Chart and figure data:
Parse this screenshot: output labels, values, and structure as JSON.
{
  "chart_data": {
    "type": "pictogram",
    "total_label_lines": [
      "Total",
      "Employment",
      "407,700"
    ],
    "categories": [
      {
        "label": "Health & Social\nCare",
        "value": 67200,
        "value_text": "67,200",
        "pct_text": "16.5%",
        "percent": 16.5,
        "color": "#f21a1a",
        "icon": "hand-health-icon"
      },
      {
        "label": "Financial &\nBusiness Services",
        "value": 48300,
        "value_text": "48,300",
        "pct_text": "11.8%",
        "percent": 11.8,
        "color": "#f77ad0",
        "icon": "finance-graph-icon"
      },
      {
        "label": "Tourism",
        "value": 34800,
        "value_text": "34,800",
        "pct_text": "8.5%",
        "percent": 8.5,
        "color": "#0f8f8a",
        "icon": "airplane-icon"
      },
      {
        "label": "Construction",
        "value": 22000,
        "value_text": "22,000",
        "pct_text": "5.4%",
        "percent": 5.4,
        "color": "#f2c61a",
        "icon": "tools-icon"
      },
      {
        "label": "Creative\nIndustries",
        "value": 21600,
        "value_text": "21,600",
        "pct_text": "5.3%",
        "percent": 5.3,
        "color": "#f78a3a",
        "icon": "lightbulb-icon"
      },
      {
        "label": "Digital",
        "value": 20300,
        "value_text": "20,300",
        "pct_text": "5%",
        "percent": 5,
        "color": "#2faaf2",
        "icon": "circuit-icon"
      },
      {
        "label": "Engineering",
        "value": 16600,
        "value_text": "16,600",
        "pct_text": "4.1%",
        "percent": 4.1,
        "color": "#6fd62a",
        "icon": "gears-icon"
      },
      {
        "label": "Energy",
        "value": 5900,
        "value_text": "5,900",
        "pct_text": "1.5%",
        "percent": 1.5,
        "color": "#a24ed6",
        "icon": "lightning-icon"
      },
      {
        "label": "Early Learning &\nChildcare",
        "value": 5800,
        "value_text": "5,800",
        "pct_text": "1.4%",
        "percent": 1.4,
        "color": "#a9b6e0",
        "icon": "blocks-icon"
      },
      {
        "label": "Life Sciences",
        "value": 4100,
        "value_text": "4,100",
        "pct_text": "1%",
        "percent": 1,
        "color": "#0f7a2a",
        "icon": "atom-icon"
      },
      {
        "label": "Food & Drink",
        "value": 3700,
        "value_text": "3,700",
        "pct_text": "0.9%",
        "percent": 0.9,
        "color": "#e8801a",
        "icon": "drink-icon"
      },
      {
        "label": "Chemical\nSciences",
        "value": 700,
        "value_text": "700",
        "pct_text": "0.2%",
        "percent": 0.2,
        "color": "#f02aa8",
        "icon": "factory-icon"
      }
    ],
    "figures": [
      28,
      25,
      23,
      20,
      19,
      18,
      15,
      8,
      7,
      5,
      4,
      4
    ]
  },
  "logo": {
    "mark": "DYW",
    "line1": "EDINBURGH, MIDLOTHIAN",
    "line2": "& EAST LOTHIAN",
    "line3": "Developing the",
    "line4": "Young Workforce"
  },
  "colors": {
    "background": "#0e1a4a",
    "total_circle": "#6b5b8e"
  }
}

What to work on: Extract all lines from the data in which "percent" is found.

Full output:
        "percent": 16.5,
        "percent": 11.8,
        "percent": 8.5,
        "percent": 5.4,
        "percent": 5.3,
        "percent": 5,
        "percent": 4.1,
        "percent": 1.5,
        "percent": 1.4,
        "percent": 1,
        "percent": 0.9,
        "percent": 0.2,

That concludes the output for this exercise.